* What to produce *
Copy the listing from its first line through the line containing "password-input[interactable] — [511, 970, 751, 1005]", replacing "list-bullet" with "bullet-marker" each time it occurs and keeping everything else unchanged.

(Spatial layout entries)

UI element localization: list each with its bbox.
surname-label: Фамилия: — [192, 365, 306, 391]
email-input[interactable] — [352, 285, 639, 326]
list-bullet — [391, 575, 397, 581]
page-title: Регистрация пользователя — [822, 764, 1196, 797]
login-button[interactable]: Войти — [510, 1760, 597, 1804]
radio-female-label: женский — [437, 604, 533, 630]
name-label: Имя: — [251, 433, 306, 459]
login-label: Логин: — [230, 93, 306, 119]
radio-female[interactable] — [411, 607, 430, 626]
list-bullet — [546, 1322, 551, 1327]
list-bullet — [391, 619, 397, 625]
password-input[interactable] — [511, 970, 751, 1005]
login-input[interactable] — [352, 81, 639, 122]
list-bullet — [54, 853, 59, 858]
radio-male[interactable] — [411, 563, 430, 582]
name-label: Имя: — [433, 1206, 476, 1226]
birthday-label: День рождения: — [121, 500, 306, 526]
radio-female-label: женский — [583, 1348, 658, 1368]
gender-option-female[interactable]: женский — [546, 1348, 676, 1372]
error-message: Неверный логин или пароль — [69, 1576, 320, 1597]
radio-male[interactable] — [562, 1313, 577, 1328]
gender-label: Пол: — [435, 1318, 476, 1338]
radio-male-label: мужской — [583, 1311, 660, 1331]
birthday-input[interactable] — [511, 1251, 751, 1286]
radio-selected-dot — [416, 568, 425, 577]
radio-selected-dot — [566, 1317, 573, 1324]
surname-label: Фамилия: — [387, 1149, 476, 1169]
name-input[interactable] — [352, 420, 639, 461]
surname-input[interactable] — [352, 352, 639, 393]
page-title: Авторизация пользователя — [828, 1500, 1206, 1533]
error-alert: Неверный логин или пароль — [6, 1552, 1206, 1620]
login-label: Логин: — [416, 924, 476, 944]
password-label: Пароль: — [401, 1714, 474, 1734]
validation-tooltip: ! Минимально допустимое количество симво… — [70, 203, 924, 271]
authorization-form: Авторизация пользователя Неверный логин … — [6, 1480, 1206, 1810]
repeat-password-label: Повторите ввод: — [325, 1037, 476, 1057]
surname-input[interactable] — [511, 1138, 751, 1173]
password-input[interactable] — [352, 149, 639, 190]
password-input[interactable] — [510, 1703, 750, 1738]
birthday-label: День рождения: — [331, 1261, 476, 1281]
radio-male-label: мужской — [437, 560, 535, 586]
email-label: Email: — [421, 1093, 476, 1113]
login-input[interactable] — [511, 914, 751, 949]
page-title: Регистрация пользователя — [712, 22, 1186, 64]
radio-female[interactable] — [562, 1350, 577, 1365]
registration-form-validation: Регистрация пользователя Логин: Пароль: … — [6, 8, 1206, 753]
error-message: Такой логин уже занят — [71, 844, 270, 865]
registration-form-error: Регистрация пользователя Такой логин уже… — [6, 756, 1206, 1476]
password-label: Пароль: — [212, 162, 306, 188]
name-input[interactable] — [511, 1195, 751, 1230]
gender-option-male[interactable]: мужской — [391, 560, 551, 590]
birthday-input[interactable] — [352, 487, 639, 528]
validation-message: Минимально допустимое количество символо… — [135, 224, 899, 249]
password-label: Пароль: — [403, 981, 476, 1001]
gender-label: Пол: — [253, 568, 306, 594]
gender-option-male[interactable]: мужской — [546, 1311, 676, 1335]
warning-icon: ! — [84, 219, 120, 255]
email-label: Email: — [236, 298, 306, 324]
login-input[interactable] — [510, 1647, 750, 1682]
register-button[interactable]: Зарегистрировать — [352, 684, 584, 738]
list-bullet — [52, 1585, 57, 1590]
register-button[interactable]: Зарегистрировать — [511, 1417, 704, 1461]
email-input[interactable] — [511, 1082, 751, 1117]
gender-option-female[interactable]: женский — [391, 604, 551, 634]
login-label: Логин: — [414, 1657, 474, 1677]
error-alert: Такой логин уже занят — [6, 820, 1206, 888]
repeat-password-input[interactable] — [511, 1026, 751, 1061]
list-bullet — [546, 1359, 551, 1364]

* Result *
UI element localization: list each with its bbox.
surname-label: Фамилия: — [192, 365, 306, 391]
email-input[interactable] — [352, 285, 639, 326]
bullet-marker — [391, 575, 397, 581]
page-title: Регистрация пользователя — [822, 764, 1196, 797]
login-button[interactable]: Войти — [510, 1760, 597, 1804]
radio-female-label: женский — [437, 604, 533, 630]
name-label: Имя: — [251, 433, 306, 459]
login-label: Логин: — [230, 93, 306, 119]
radio-female[interactable] — [411, 607, 430, 626]
bullet-marker — [546, 1322, 551, 1327]
bullet-marker — [391, 619, 397, 625]
password-input[interactable] — [511, 970, 751, 1005]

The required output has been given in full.